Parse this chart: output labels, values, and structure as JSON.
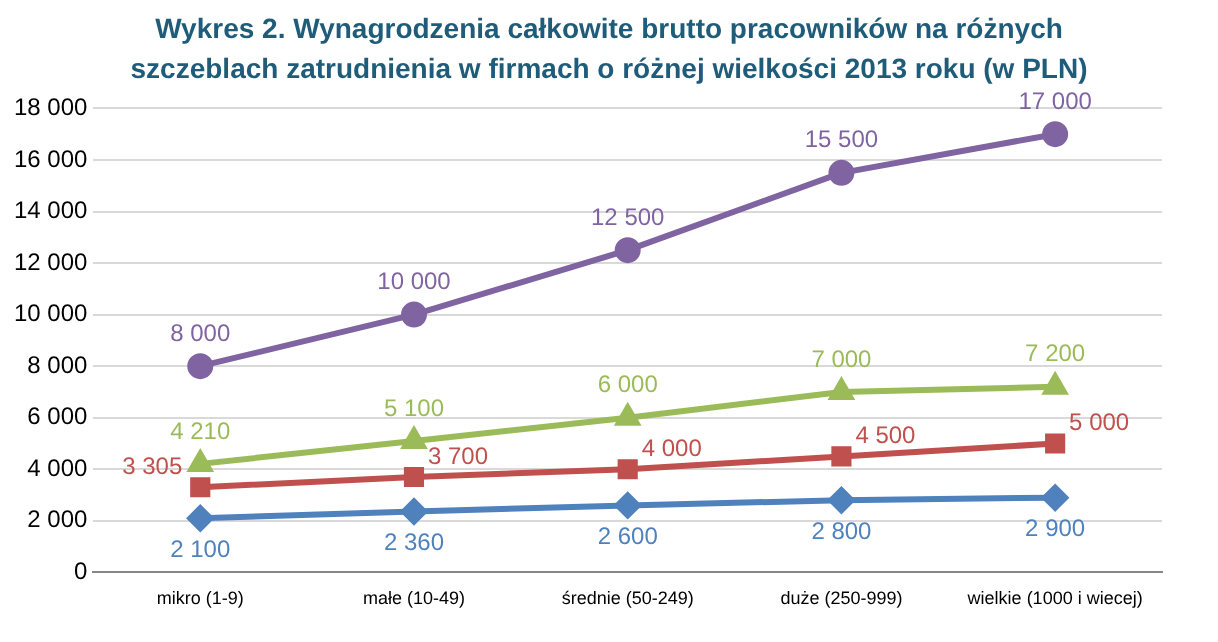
{
  "chart_data": {
    "type": "line",
    "title": "Wykres 2. Wynagrodzenia całkowite brutto pracowników na różnych szczeblach zatrudnienia w firmach o różnej wielkości 2013 roku (w PLN)",
    "categories": [
      "mikro (1-9)",
      "małe (10-49)",
      "średnie (50-249)",
      "duże (250-999)",
      "wielkie (1000 i wiecej)"
    ],
    "series": [
      {
        "color": "#4f81bd",
        "marker": "diamond",
        "values": [
          2100,
          2360,
          2600,
          2800,
          2900
        ],
        "value_labels": [
          "2 100",
          "2 360",
          "2 600",
          "2 800",
          "2 900"
        ]
      },
      {
        "color": "#c0504d",
        "marker": "square",
        "values": [
          3305,
          3700,
          4000,
          4500,
          5000
        ],
        "value_labels": [
          "3 305",
          "3 700",
          "4 000",
          "4 500",
          "5 000"
        ]
      },
      {
        "color": "#9bbb59",
        "marker": "triangle",
        "values": [
          4210,
          5100,
          6000,
          7000,
          7200
        ],
        "value_labels": [
          "4 210",
          "5 100",
          "6 000",
          "7 000",
          "7 200"
        ]
      },
      {
        "color": "#8064a2",
        "marker": "circle",
        "values": [
          8000,
          10000,
          12500,
          15500,
          17000
        ],
        "value_labels": [
          "8 000",
          "10 000",
          "12 500",
          "15 500",
          "17 000"
        ]
      }
    ],
    "ylim": [
      0,
      18000
    ],
    "yticks": [
      {
        "value": 0,
        "label": "0"
      },
      {
        "value": 2000,
        "label": "2 000"
      },
      {
        "value": 4000,
        "label": "4 000"
      },
      {
        "value": 6000,
        "label": "6 000"
      },
      {
        "value": 8000,
        "label": "8 000"
      },
      {
        "value": 10000,
        "label": "10 000"
      },
      {
        "value": 12000,
        "label": "12 000"
      },
      {
        "value": 14000,
        "label": "14 000"
      },
      {
        "value": 16000,
        "label": "16 000"
      },
      {
        "value": 18000,
        "label": "18 000"
      }
    ],
    "grid": "y",
    "legend": false,
    "line_style": "solid"
  }
}
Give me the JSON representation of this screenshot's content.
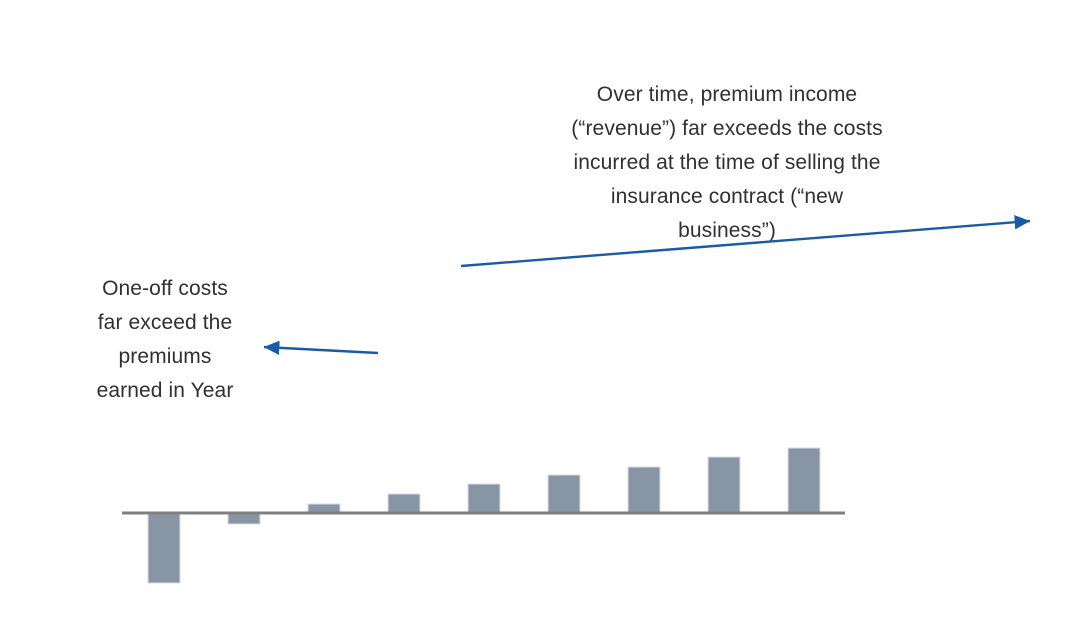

|---|

- [SHORT TASK] Transcribe every entry word for word, but omit the pictures.

- [RESPONSE]
Parse this chart: output labels, values, and structure as JSON.
{
  "chart_data": {
    "type": "line",
    "title": "Wykres 2. Wynagrodzenia całkowite brutto pracowników na różnych szczeblach zatrudnienia w firmach o różnej wielkości 2013 roku (w PLN)",
    "categories": [
      "mikro (1-9)",
      "małe (10-49)",
      "średnie (50-249)",
      "duże (250-999)",
      "wielkie (1000 i wiecej)"
    ],
    "series": [
      {
        "color": "#4f81bd",
        "marker": "diamond",
        "values": [
          2100,
          2360,
          2600,
          2800,
          2900
        ],
        "value_labels": [
          "2 100",
          "2 360",
          "2 600",
          "2 800",
          "2 900"
        ]
      },
      {
        "color": "#c0504d",
        "marker": "square",
        "values": [
          3305,
          3700,
          4000,
          4500,
          5000
        ],
        "value_labels": [
          "3 305",
          "3 700",
          "4 000",
          "4 500",
          "5 000"
        ]
      },
      {
        "color": "#9bbb59",
        "marker": "triangle",
        "values": [
          4210,
          5100,
          6000,
          7000,
          7200
        ],
        "value_labels": [
          "4 210",
          "5 100",
          "6 000",
          "7 000",
          "7 200"
        ]
      },
      {
        "color": "#8064a2",
        "marker": "circle",
        "values": [
          8000,
          10000,
          12500,
          15500,
          17000
        ],
        "value_labels": [
          "8 000",
          "10 000",
          "12 500",
          "15 500",
          "17 000"
        ]
      }
    ],
    "ylim": [
      0,
      18000
    ],
    "yticks": [
      {
        "value": 0,
        "label": "0"
      },
      {
        "value": 2000,
        "label": "2 000"
      },
      {
        "value": 4000,
        "label": "4 000"
      },
      {
        "value": 6000,
        "label": "6 000"
      },
      {
        "value": 8000,
        "label": "8 000"
      },
      {
        "value": 10000,
        "label": "10 000"
      },
      {
        "value": 12000,
        "label": "12 000"
      },
      {
        "value": 14000,
        "label": "14 000"
      },
      {
        "value": 16000,
        "label": "16 000"
      },
      {
        "value": 18000,
        "label": "18 000"
      }
    ],
    "grid": "y",
    "legend": false,
    "line_style": "solid"
  }
}
Give me the JSON representation of this screenshot's content.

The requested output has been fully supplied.